● WORK TO DO: Gather all lines in the entries below that include the word "Показать".

● Records from a dataset:
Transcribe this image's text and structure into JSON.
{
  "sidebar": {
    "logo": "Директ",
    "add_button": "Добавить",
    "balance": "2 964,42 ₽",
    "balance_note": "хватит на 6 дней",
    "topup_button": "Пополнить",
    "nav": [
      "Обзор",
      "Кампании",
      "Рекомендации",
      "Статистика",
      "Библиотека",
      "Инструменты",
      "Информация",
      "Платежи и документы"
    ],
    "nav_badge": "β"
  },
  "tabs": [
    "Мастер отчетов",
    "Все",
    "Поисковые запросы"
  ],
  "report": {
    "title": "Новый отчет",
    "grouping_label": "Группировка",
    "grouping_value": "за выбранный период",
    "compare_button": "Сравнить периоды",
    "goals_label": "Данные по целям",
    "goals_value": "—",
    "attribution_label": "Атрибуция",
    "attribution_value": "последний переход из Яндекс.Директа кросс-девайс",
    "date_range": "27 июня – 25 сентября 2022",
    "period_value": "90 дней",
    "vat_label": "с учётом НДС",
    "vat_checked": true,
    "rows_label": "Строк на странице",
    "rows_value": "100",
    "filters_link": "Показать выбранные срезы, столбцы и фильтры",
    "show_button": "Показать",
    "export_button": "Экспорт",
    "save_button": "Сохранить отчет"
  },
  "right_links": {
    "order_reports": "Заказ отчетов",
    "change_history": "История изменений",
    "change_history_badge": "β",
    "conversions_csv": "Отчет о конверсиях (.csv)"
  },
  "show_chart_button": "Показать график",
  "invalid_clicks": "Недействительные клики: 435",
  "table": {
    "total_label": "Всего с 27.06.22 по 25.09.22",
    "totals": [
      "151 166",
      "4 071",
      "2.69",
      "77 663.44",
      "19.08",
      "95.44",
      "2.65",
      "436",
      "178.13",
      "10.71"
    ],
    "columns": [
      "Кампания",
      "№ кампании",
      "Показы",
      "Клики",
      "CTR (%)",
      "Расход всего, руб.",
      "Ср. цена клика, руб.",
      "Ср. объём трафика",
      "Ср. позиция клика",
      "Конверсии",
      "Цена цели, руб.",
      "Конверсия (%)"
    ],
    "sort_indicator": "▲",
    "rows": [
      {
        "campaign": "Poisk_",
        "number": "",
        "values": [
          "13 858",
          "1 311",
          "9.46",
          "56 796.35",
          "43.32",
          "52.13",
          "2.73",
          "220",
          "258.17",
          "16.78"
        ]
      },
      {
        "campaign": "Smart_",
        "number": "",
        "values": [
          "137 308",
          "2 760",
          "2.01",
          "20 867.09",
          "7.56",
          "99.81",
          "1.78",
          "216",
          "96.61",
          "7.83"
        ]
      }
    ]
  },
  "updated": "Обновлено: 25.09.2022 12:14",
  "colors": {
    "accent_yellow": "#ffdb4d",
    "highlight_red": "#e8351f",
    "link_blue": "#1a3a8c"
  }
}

● WRITTEN RESPONSE:
    "filters_link": "Показать выбранные срезы, столбцы и фильтры",
    "show_button": "Показать",
  "show_chart_button": "Показать график",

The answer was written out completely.